Required work
Report only the number of lines holding "Observed".

Supplied material
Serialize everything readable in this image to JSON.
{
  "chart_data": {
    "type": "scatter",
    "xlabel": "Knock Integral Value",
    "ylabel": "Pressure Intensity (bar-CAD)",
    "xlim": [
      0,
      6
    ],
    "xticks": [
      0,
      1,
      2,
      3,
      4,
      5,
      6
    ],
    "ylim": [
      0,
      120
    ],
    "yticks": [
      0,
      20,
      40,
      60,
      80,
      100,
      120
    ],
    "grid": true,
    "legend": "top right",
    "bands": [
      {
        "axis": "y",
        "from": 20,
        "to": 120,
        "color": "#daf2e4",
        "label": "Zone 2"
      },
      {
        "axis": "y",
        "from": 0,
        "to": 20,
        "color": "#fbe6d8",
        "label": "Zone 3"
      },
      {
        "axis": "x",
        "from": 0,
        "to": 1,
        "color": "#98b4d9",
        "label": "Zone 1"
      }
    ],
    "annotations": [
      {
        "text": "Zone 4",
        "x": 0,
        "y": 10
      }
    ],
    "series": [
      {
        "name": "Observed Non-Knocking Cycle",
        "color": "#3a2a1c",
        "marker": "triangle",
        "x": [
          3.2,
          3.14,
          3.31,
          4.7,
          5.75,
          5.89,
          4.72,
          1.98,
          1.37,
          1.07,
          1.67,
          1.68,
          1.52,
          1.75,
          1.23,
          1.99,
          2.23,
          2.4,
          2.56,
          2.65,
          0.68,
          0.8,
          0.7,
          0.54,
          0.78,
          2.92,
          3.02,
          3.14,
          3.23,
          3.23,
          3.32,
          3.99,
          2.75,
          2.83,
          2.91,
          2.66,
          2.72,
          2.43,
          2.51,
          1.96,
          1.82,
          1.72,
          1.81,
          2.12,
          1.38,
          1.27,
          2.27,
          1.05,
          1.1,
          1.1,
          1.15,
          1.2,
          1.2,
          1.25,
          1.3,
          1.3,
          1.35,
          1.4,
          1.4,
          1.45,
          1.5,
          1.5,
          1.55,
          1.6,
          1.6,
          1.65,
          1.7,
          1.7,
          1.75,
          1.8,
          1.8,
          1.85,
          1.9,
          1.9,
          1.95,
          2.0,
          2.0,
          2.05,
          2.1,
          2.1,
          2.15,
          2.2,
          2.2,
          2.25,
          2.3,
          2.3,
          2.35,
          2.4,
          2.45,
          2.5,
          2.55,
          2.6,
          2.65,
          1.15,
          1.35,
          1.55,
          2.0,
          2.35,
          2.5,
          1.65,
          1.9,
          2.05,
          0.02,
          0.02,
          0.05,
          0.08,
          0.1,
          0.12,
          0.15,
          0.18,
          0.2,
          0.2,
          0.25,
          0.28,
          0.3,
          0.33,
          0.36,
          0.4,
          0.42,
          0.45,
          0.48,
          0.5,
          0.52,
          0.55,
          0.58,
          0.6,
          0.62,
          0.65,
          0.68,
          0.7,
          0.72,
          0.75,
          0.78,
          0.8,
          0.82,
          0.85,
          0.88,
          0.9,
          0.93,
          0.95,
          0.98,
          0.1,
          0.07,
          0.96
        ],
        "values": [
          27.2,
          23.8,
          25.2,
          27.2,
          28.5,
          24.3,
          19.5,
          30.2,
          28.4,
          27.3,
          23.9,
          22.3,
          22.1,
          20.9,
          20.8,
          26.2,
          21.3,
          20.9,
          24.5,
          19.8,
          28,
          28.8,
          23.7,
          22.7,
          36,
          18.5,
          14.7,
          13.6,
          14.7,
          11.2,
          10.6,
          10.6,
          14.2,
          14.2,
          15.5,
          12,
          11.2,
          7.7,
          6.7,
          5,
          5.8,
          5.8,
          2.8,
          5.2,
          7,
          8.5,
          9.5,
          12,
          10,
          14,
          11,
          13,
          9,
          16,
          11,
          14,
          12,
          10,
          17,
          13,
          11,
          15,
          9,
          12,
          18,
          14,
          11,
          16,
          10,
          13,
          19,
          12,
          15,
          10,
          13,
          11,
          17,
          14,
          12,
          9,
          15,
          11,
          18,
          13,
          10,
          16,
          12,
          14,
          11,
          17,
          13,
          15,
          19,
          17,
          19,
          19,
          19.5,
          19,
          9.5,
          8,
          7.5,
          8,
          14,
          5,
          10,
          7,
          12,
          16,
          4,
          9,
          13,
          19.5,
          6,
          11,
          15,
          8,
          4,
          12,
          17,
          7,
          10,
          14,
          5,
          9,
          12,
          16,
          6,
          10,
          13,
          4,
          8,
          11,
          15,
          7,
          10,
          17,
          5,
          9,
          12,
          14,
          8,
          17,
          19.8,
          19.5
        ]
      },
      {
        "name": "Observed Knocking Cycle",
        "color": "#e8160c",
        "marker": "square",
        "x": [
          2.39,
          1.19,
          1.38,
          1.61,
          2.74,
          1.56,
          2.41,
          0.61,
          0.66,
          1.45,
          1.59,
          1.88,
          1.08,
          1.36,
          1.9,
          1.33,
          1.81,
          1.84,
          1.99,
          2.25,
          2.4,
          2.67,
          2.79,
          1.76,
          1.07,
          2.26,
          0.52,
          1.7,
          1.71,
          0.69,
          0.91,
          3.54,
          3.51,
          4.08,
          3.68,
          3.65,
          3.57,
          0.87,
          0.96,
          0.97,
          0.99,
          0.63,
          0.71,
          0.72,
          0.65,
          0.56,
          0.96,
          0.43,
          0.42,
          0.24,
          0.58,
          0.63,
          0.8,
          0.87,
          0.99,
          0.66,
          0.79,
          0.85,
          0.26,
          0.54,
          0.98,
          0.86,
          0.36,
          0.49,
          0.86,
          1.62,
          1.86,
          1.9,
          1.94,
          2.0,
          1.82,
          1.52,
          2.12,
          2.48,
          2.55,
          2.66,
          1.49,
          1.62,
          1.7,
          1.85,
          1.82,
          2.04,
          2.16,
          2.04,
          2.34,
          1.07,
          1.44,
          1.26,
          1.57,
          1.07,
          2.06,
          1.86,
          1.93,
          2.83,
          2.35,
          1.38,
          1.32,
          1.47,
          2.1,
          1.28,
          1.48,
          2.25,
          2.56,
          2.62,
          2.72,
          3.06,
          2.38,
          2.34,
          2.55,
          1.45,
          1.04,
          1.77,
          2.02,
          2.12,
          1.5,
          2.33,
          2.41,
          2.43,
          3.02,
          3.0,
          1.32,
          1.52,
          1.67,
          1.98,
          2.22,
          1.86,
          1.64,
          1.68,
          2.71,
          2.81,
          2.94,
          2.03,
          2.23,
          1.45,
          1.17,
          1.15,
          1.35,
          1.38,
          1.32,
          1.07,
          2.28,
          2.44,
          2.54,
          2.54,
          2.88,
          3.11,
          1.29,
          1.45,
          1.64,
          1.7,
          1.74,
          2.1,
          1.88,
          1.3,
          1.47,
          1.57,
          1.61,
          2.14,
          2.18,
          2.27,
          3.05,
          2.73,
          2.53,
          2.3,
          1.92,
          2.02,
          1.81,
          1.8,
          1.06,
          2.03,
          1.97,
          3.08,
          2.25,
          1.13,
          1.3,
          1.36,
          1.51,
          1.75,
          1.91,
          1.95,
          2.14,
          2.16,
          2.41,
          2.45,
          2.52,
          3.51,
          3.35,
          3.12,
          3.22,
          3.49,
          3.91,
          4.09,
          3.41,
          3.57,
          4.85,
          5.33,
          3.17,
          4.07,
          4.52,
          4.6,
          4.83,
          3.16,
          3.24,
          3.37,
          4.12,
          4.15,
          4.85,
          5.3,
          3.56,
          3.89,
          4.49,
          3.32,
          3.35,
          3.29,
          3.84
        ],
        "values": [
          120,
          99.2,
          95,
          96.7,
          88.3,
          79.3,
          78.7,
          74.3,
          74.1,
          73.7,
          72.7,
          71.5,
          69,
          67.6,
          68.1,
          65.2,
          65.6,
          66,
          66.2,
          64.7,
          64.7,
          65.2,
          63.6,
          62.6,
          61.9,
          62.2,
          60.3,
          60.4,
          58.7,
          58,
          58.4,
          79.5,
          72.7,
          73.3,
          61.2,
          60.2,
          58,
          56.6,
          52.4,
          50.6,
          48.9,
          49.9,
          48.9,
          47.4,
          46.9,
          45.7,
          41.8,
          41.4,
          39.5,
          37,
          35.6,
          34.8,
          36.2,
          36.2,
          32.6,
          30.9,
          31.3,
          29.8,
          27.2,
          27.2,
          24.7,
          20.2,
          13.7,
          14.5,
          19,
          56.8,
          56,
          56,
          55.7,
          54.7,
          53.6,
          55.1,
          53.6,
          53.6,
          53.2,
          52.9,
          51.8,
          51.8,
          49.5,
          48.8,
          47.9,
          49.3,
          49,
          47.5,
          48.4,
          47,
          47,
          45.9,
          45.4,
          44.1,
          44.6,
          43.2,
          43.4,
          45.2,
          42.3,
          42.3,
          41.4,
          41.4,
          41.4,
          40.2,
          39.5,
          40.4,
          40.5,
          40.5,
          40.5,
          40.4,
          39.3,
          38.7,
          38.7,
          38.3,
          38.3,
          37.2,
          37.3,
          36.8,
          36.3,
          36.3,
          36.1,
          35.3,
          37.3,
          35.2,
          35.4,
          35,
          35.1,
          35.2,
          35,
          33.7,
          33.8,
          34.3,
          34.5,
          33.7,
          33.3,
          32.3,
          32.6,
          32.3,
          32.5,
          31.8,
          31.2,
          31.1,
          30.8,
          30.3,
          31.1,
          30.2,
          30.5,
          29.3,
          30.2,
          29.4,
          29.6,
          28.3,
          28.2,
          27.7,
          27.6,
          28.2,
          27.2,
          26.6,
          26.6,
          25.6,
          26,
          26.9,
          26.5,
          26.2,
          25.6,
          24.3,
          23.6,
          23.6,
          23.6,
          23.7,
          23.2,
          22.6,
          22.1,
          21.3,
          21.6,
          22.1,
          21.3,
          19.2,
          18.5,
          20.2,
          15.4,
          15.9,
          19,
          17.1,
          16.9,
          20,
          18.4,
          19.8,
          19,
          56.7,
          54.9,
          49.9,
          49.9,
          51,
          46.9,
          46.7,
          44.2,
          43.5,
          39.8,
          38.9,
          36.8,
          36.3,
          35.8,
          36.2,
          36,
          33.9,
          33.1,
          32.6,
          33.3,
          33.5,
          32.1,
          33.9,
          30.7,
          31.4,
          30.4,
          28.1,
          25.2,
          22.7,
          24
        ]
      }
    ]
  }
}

Right answer
2